= WHAT THE TASK REQUIRES =
Say how many lines in the records include the string "content", adding no other words.

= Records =
-----
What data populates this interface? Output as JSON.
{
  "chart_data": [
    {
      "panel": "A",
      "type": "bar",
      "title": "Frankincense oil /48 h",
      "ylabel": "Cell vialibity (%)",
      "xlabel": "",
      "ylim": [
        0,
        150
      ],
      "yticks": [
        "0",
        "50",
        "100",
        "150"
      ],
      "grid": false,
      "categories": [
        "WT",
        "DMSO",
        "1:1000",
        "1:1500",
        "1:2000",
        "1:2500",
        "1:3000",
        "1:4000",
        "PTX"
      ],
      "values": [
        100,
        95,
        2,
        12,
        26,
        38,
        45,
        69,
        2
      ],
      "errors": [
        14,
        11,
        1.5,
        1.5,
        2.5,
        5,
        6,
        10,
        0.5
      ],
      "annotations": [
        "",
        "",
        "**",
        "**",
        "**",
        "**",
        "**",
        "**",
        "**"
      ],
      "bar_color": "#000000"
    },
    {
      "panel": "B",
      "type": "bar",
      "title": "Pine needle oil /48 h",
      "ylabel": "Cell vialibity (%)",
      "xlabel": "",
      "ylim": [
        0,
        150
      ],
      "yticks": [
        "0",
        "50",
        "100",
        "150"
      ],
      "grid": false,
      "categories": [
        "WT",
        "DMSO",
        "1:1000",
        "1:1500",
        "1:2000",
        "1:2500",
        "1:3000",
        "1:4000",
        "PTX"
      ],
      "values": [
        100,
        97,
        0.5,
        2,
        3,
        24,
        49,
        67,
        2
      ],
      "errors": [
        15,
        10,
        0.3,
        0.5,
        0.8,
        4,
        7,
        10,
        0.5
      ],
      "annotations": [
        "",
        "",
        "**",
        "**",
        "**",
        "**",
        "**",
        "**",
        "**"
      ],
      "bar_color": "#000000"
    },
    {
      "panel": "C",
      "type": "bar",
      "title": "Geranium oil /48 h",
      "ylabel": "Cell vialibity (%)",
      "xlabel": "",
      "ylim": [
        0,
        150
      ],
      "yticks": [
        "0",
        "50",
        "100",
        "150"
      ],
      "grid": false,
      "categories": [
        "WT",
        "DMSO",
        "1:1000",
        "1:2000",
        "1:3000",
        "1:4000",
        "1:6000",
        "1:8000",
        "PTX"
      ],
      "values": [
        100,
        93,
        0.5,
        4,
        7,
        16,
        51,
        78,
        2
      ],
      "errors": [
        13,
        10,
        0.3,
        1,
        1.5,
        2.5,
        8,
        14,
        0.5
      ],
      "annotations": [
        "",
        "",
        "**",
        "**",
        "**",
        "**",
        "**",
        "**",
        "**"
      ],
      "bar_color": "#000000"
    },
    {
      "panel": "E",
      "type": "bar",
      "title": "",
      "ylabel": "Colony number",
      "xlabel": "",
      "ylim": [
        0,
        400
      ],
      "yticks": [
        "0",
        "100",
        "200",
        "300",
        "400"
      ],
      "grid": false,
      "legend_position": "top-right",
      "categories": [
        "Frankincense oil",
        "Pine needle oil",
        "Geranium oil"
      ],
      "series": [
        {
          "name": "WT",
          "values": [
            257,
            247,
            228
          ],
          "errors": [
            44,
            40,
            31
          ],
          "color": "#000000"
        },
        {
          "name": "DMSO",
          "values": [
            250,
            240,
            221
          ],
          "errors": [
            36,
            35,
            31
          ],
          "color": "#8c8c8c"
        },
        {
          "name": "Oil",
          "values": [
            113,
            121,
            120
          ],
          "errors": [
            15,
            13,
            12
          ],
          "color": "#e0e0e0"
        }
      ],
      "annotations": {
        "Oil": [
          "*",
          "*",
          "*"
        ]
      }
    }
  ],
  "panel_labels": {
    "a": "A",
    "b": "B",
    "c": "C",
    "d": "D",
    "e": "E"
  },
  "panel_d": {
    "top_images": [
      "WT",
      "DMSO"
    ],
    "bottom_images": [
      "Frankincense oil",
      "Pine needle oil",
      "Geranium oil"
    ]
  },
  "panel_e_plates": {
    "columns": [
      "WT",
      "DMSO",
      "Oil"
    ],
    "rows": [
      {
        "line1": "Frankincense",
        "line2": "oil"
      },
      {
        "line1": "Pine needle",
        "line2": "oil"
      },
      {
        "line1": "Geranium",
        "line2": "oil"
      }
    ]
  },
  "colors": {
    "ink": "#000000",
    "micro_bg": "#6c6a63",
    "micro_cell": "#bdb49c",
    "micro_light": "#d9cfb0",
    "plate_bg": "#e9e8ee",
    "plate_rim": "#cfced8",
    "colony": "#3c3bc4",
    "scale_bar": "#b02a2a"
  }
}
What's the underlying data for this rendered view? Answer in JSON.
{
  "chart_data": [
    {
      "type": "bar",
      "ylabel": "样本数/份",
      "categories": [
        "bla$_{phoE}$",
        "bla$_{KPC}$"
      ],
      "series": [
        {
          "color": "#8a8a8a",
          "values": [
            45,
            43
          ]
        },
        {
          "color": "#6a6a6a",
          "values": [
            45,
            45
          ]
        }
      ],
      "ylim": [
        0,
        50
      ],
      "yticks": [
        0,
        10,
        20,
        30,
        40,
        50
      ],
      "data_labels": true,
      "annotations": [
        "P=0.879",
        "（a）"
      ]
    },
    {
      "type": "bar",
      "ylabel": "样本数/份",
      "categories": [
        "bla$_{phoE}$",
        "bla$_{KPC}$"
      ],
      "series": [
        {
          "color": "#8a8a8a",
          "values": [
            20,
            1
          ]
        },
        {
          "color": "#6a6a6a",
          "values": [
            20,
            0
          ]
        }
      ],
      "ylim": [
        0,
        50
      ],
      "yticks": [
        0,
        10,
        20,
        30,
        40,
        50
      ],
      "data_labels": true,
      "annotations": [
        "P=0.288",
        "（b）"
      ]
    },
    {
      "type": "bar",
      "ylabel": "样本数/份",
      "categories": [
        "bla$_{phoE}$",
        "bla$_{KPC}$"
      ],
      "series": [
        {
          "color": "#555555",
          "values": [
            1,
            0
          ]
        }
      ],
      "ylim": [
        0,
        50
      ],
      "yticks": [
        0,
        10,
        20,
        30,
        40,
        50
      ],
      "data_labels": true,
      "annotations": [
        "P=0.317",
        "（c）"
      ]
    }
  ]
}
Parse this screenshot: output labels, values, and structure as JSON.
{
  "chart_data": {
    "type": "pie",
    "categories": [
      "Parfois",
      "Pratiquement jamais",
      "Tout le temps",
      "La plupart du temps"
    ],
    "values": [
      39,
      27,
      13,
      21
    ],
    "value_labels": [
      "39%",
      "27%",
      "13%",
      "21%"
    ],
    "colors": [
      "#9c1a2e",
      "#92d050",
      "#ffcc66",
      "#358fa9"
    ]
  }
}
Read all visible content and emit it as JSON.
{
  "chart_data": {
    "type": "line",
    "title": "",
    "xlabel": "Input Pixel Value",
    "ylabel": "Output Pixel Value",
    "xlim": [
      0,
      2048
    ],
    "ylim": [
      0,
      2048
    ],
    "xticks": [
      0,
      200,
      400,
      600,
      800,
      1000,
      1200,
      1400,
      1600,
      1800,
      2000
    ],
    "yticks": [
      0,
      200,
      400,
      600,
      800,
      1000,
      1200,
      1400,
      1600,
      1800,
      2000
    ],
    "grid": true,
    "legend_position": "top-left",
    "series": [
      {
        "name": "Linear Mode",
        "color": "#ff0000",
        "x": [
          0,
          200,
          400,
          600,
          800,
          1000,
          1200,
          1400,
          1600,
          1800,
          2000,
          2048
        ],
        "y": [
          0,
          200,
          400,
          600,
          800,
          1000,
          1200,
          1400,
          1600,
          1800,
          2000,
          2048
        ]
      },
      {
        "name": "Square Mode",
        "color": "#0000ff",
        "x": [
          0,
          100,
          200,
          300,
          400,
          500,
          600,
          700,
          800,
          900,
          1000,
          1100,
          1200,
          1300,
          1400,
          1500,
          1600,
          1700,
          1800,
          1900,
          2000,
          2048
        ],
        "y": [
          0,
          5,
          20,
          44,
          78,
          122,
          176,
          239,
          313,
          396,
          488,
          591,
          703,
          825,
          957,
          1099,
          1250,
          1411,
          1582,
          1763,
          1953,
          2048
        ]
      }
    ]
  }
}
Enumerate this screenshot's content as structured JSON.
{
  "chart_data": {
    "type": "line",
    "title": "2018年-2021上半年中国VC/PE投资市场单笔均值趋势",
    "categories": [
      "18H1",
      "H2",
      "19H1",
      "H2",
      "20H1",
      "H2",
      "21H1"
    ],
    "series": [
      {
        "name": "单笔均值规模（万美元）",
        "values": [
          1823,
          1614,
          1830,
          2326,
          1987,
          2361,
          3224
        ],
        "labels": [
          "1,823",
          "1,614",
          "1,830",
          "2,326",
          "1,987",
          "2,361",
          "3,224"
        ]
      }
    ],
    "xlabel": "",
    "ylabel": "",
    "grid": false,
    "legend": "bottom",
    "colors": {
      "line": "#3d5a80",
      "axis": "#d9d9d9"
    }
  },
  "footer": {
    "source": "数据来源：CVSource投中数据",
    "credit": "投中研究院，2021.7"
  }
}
-----
= RESULT FOR THIS EXERCISE =
2